Data records:
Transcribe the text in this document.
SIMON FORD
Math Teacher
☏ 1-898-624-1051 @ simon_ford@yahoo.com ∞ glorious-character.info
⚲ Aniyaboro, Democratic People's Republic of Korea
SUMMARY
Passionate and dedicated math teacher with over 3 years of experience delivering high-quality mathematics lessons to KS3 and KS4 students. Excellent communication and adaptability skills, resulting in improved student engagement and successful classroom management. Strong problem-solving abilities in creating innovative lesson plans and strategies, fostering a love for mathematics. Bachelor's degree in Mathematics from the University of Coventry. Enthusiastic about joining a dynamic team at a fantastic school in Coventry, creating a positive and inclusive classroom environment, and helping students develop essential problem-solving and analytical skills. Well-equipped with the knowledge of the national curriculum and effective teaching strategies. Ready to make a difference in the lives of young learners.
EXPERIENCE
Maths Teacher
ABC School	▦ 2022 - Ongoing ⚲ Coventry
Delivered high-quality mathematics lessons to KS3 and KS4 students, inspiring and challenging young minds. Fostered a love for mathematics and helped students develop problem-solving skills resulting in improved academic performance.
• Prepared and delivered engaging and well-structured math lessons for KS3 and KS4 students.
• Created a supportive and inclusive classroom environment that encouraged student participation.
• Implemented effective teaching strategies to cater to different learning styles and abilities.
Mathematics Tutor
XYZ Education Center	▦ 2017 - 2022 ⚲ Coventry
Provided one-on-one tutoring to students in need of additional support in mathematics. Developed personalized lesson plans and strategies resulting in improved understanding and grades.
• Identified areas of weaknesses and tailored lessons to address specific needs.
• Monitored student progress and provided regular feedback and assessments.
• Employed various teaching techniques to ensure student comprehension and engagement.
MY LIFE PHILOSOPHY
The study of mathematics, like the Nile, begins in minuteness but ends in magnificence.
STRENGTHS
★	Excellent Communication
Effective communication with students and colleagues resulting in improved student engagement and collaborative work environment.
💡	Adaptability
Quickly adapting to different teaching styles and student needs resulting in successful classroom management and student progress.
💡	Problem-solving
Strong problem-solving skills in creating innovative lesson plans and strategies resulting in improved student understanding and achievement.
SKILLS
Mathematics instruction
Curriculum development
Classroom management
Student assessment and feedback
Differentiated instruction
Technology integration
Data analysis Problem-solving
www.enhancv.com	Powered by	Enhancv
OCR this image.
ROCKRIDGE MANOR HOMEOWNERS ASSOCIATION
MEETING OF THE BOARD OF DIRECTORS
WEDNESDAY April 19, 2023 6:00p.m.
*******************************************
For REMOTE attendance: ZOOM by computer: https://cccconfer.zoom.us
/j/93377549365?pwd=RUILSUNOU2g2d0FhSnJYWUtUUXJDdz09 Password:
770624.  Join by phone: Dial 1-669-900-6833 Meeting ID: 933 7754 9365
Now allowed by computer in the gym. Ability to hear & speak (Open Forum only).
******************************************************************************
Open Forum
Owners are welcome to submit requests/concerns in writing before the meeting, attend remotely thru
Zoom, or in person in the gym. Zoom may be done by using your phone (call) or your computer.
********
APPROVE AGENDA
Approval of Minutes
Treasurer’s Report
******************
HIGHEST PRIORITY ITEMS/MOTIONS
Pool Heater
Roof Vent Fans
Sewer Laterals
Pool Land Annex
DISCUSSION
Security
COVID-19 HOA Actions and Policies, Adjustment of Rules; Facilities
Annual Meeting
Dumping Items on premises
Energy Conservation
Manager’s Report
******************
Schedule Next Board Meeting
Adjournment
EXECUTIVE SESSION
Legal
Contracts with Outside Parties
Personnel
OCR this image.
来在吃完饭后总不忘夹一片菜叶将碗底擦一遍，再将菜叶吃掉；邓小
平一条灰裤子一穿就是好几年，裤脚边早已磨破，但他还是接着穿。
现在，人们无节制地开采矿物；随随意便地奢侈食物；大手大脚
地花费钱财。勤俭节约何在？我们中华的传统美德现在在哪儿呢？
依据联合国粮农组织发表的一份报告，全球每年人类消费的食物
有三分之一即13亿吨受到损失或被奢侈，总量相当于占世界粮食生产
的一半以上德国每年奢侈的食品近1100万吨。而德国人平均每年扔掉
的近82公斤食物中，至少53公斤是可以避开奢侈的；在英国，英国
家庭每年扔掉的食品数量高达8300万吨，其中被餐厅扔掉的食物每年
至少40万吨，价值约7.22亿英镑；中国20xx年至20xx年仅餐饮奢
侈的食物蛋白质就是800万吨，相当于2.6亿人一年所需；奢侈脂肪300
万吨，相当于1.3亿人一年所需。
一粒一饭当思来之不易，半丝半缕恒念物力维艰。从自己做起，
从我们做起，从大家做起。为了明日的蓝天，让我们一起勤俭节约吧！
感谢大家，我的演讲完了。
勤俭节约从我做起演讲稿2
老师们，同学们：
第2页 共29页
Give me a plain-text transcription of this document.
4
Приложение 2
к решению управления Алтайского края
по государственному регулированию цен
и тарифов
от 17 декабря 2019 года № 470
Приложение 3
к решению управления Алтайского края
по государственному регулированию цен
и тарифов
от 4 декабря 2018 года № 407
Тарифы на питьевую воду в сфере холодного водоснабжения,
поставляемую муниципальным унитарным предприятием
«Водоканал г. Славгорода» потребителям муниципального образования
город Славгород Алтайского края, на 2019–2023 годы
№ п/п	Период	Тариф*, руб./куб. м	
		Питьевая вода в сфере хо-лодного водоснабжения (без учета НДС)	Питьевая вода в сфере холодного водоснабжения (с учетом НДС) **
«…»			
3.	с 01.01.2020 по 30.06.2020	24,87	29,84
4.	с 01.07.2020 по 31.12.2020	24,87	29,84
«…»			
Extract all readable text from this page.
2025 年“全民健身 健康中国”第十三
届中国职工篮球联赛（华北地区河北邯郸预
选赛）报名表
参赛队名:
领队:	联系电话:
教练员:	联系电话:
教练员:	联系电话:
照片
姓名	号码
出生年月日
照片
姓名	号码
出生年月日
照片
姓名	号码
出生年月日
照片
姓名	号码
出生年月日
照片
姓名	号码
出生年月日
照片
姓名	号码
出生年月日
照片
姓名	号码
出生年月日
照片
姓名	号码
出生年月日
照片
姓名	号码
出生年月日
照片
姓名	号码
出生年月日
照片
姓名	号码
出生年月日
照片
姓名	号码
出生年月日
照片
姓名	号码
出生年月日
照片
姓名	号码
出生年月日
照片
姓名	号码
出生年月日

Set task:
Extract the complete listing verbatim.

Solved problem:
Transcribe the text in this document.
SIMON FORD
Math Teacher
☏ 1-898-624-1051 @ simon_ford@yahoo.com ∞ glorious-character.info
⚲ Aniyaboro, Democratic People's Republic of Korea
SUMMARY
Passionate and dedicated math teacher with over 3 years of experience delivering high-quality mathematics lessons to KS3 and KS4 students. Excellent communication and adaptability skills, resulting in improved student engagement and successful classroom management. Strong problem-solving abilities in creating innovative lesson plans and strategies, fostering a love for mathematics. Bachelor's degree in Mathematics from the University of Coventry. Enthusiastic about joining a dynamic team at a fantastic school in Coventry, creating a positive and inclusive classroom environment, and helping students develop essential problem-solving and analytical skills. Well-equipped with the knowledge of the national curriculum and effective teaching strategies. Ready to make a difference in the lives of young learners.
EXPERIENCE
Maths Teacher
ABC School	▦ 2022 - Ongoing ⚲ Coventry
Delivered high-quality mathematics lessons to KS3 and KS4 students, inspiring and challenging young minds. Fostered a love for mathematics and helped students develop problem-solving skills resulting in improved academic performance.
• Prepared and delivered engaging and well-structured math lessons for KS3 and KS4 students.
• Created a supportive and inclusive classroom environment that encouraged student participation.
• Implemented effective teaching strategies to cater to different learning styles and abilities.
Mathematics Tutor
XYZ Education Center	▦ 2017 - 2022 ⚲ Coventry
Provided one-on-one tutoring to students in need of additional support in mathematics. Developed personalized lesson plans and strategies resulting in improved understanding and grades.
• Identified areas of weaknesses and tailored lessons to address specific needs.
• Monitored student progress and provided regular feedback and assessments.
• Employed various teaching techniques to ensure student comprehension and engagement.
MY LIFE PHILOSOPHY
The study of mathematics, like the Nile, begins in minuteness but ends in magnificence.
STRENGTHS
★	Excellent Communication
Effective communication with students and colleagues resulting in improved student engagement and collaborative work environment.
💡	Adaptability
Quickly adapting to different teaching styles and student needs resulting in successful classroom management and student progress.
💡	Problem-solving
Strong problem-solving skills in creating innovative lesson plans and strategies resulting in improved student understanding and achievement.
SKILLS
Mathematics instruction
Curriculum development
Classroom management
Student assessment and feedback
Differentiated instruction
Technology integration
Data analysis Problem-solving
www.enhancv.com	Powered by	Enhancv
OCR this image.
ROCKRIDGE MANOR HOMEOWNERS ASSOCIATION
MEETING OF THE BOARD OF DIRECTORS
WEDNESDAY April 19, 2023 6:00p.m.
*******************************************
For REMOTE attendance: ZOOM by computer: https://cccconfer.zoom.us
/j/93377549365?pwd=RUILSUNOU2g2d0FhSnJYWUtUUXJDdz09 Password:
770624.  Join by phone: Dial 1-669-900-6833 Meeting ID: 933 7754 9365
Now allowed by computer in the gym. Ability to hear & speak (Open Forum only).
******************************************************************************
Open Forum
Owners are welcome to submit requests/concerns in writing before the meeting, attend remotely thru
Zoom, or in person in the gym. Zoom may be done by using your phone (call) or your computer.
********
APPROVE AGENDA
Approval of Minutes
Treasurer’s Report
******************
HIGHEST PRIORITY ITEMS/MOTIONS
Pool Heater
Roof Vent Fans
Sewer Laterals
Pool Land Annex
DISCUSSION
Security
COVID-19 HOA Actions and Policies, Adjustment of Rules; Facilities
Annual Meeting
Dumping Items on premises
Energy Conservation
Manager’s Report
******************
Schedule Next Board Meeting
Adjournment
EXECUTIVE SESSION
Legal
Contracts with Outside Parties
Personnel
OCR this image.
来在吃完饭后总不忘夹一片菜叶将碗底擦一遍，再将菜叶吃掉；邓小
平一条灰裤子一穿就是好几年，裤脚边早已磨破，但他还是接着穿。
现在，人们无节制地开采矿物；随随意便地奢侈食物；大手大脚
地花费钱财。勤俭节约何在？我们中华的传统美德现在在哪儿呢？
依据联合国粮农组织发表的一份报告，全球每年人类消费的食物
有三分之一即13亿吨受到损失或被奢侈，总量相当于占世界粮食生产
的一半以上德国每年奢侈的食品近1100万吨。而德国人平均每年扔掉
的近82公斤食物中，至少53公斤是可以避开奢侈的；在英国，英国
家庭每年扔掉的食品数量高达8300万吨，其中被餐厅扔掉的食物每年
至少40万吨，价值约7.22亿英镑；中国20xx年至20xx年仅餐饮奢
侈的食物蛋白质就是800万吨，相当于2.6亿人一年所需；奢侈脂肪300
万吨，相当于1.3亿人一年所需。
一粒一饭当思来之不易，半丝半缕恒念物力维艰。从自己做起，
从我们做起，从大家做起。为了明日的蓝天，让我们一起勤俭节约吧！
感谢大家，我的演讲完了。
勤俭节约从我做起演讲稿2
老师们，同学们：
第2页 共29页
Give me a plain-text transcription of this document.
4
Приложение 2
к решению управления Алтайского края
по государственному регулированию цен
и тарифов
от 17 декабря 2019 года № 470
Приложение 3
к решению управления Алтайского края
по государственному регулированию цен
и тарифов
от 4 декабря 2018 года № 407
Тарифы на питьевую воду в сфере холодного водоснабжения,
поставляемую муниципальным унитарным предприятием
«Водоканал г. Славгорода» потребителям муниципального образования
город Славгород Алтайского края, на 2019–2023 годы
№ п/п	Период	Тариф*, руб./куб. м	
		Питьевая вода в сфере хо-лодного водоснабжения (без учета НДС)	Питьевая вода в сфере холодного водоснабжения (с учетом НДС) **
«…»			
3.	с 01.01.2020 по 30.06.2020	24,87	29,84
4.	с 01.07.2020 по 31.12.2020	24,87	29,84
«…»			
Extract all readable text from this page.
2025 年“全民健身 健康中国”第十三
届中国职工篮球联赛（华北地区河北邯郸预
选赛）报名表
参赛队名:
领队:	联系电话:
教练员:	联系电话:
教练员:	联系电话:
照片
姓名	号码
出生年月日
照片
姓名	号码
出生年月日
照片
姓名	号码
出生年月日
照片
姓名	号码
出生年月日
照片
姓名	号码
出生年月日
照片
姓名	号码
出生年月日
照片
姓名	号码
出生年月日
照片
姓名	号码
出生年月日
照片
姓名	号码
出生年月日
照片
姓名	号码
出生年月日
照片
姓名	号码
出生年月日
照片
姓名	号码
出生年月日
照片
姓名	号码
出生年月日
照片
姓名	号码
出生年月日
照片
姓名	号码
出生年月日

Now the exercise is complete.